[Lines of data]
_____

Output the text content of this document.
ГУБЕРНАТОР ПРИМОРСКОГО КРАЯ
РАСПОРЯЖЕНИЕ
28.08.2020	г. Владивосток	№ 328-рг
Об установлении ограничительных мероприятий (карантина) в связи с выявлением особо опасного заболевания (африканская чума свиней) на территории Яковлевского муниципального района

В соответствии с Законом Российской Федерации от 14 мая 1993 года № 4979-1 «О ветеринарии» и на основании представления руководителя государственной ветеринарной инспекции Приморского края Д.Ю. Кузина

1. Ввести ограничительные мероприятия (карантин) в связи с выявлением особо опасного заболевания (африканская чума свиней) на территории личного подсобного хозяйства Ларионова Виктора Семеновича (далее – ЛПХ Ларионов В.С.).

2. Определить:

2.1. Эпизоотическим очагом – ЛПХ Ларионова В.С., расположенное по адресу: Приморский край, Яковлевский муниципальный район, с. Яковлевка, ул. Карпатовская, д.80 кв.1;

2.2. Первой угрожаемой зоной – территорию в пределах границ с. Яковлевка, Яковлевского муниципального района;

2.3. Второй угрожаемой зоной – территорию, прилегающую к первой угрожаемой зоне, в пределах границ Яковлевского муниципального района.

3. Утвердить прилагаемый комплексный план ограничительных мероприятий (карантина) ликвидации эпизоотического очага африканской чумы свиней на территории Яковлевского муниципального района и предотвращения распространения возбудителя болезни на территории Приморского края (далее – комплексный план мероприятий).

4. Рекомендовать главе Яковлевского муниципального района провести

_____

WHAT IS EXPECTED: Find the lines above that include the string "территорию" and copy them.

COMPLETED TASK:
2.2. Первой угрожаемой зоной – территорию в пределах границ с. Яковлевка, Яковлевского муниципального района;
2.3. Второй угрожаемой зоной – территорию, прилегающую к первой угрожаемой зоне, в пределах границ Яковлевского муниципального района.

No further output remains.